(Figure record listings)
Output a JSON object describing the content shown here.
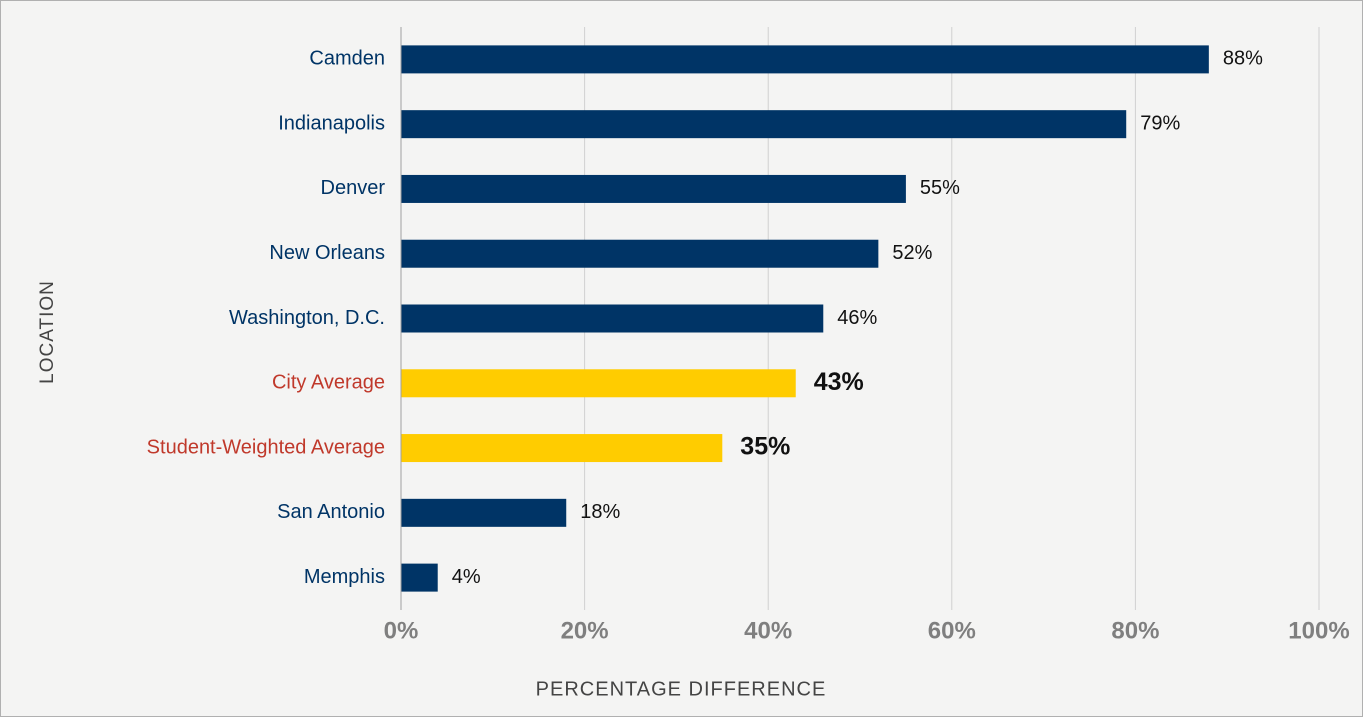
{
  "chart_data": {
    "type": "bar",
    "orientation": "horizontal",
    "categories": [
      "Camden",
      "Indianapolis",
      "Denver",
      "New Orleans",
      "Washington, D.C.",
      "City Average",
      "Student-Weighted Average",
      "San Antonio",
      "Memphis"
    ],
    "values": [
      88,
      79,
      55,
      52,
      46,
      43,
      35,
      18,
      4
    ],
    "value_labels": [
      "88%",
      "79%",
      "55%",
      "52%",
      "46%",
      "43%",
      "35%",
      "18%",
      "4%"
    ],
    "colors": [
      "#003466",
      "#003466",
      "#003466",
      "#003466",
      "#003466",
      "#ffcc00",
      "#ffcc00",
      "#003466",
      "#003466"
    ],
    "label_colors": [
      "#003466",
      "#003466",
      "#003466",
      "#003466",
      "#003466",
      "#c0392b",
      "#c0392b",
      "#003466",
      "#003466"
    ],
    "value_label_weights": [
      "normal",
      "normal",
      "normal",
      "normal",
      "normal",
      "bold",
      "bold",
      "normal",
      "normal"
    ],
    "xlabel": "PERCENTAGE DIFFERENCE",
    "ylabel": "LOCATION",
    "xlim": [
      0,
      100
    ],
    "xticks": [
      {
        "value": 0,
        "label": "0%"
      },
      {
        "value": 20,
        "label": "20%"
      },
      {
        "value": 40,
        "label": "40%"
      },
      {
        "value": 60,
        "label": "60%"
      },
      {
        "value": 80,
        "label": "80%"
      },
      {
        "value": 100,
        "label": "100%"
      }
    ],
    "grid": true
  }
}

REQUEST: Quote all the records verbatim, dropping any pictures from your copy.

SOLUTION TO THIS EXERCISE:
Output a JSON object describing the content shown here.
{
  "chart_data": {
    "type": "bar",
    "orientation": "horizontal",
    "categories": [
      "Camden",
      "Indianapolis",
      "Denver",
      "New Orleans",
      "Washington, D.C.",
      "City Average",
      "Student-Weighted Average",
      "San Antonio",
      "Memphis"
    ],
    "values": [
      88,
      79,
      55,
      52,
      46,
      43,
      35,
      18,
      4
    ],
    "value_labels": [
      "88%",
      "79%",
      "55%",
      "52%",
      "46%",
      "43%",
      "35%",
      "18%",
      "4%"
    ],
    "colors": [
      "#003466",
      "#003466",
      "#003466",
      "#003466",
      "#003466",
      "#ffcc00",
      "#ffcc00",
      "#003466",
      "#003466"
    ],
    "label_colors": [
      "#003466",
      "#003466",
      "#003466",
      "#003466",
      "#003466",
      "#c0392b",
      "#c0392b",
      "#003466",
      "#003466"
    ],
    "value_label_weights": [
      "normal",
      "normal",
      "normal",
      "normal",
      "normal",
      "bold",
      "bold",
      "normal",
      "normal"
    ],
    "xlabel": "PERCENTAGE DIFFERENCE",
    "ylabel": "LOCATION",
    "xlim": [
      0,
      100
    ],
    "xticks": [
      {
        "value": 0,
        "label": "0%"
      },
      {
        "value": 20,
        "label": "20%"
      },
      {
        "value": 40,
        "label": "40%"
      },
      {
        "value": 60,
        "label": "60%"
      },
      {
        "value": 80,
        "label": "80%"
      },
      {
        "value": 100,
        "label": "100%"
      }
    ],
    "grid": true
  }
}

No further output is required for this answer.